* [What is being asked] Please list every line of the records that contains the string "watermark", matching case exactly.

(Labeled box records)
** Begin **
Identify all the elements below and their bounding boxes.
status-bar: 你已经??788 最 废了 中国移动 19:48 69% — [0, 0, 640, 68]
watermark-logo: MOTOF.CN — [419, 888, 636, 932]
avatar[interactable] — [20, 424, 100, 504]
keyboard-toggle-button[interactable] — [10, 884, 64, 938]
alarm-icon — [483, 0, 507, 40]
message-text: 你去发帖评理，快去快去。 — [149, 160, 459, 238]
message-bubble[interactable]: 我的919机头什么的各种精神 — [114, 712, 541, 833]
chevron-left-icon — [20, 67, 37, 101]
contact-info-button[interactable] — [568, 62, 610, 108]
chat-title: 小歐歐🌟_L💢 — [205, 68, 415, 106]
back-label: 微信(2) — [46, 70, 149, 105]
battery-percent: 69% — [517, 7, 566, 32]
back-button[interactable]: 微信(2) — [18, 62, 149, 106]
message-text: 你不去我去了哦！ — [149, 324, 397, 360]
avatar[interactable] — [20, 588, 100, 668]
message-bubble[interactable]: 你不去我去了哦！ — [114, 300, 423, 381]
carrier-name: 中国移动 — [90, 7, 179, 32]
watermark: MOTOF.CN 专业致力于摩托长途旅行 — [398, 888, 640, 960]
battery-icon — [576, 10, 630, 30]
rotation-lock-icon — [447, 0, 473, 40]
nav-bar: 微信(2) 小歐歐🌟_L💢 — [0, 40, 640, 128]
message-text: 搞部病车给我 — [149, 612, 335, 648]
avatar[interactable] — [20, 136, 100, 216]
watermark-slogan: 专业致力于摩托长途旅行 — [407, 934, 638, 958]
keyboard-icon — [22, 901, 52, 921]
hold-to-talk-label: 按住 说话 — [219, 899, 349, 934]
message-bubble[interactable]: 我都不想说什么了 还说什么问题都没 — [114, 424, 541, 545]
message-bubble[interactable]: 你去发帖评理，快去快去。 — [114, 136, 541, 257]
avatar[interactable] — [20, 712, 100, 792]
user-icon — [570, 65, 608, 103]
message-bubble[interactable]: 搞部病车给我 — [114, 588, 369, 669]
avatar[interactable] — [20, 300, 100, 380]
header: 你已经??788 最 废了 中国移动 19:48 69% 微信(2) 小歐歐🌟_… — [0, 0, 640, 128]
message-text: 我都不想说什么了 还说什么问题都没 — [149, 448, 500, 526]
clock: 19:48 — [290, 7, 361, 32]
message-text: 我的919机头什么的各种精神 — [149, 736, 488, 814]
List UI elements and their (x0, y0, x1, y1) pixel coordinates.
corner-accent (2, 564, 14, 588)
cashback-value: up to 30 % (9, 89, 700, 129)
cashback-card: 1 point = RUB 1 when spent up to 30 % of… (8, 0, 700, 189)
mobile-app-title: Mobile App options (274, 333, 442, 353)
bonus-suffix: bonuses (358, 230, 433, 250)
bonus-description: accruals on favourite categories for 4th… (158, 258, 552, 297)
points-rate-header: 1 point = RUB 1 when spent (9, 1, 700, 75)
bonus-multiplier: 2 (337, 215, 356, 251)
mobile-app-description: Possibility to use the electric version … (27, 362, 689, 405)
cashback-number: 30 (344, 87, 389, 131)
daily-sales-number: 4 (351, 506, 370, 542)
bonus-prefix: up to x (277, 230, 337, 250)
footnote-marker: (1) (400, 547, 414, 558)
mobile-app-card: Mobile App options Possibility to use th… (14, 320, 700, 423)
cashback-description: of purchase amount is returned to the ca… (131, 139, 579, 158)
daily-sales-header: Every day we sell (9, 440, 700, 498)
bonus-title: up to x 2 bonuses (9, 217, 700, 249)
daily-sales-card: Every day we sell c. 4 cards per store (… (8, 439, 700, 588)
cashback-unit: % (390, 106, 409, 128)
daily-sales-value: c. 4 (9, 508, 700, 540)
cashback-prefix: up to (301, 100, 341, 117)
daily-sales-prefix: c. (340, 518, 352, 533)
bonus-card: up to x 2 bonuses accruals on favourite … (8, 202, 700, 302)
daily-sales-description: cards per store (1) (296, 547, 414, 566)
** End **
* [Response]
watermark-logo: MOTOF.CN — [419, 888, 636, 932]
watermark: MOTOF.CN 专业致力于摩托长途旅行 — [398, 888, 640, 960]
watermark-slogan: 专业致力于摩托长途旅行 — [407, 934, 638, 958]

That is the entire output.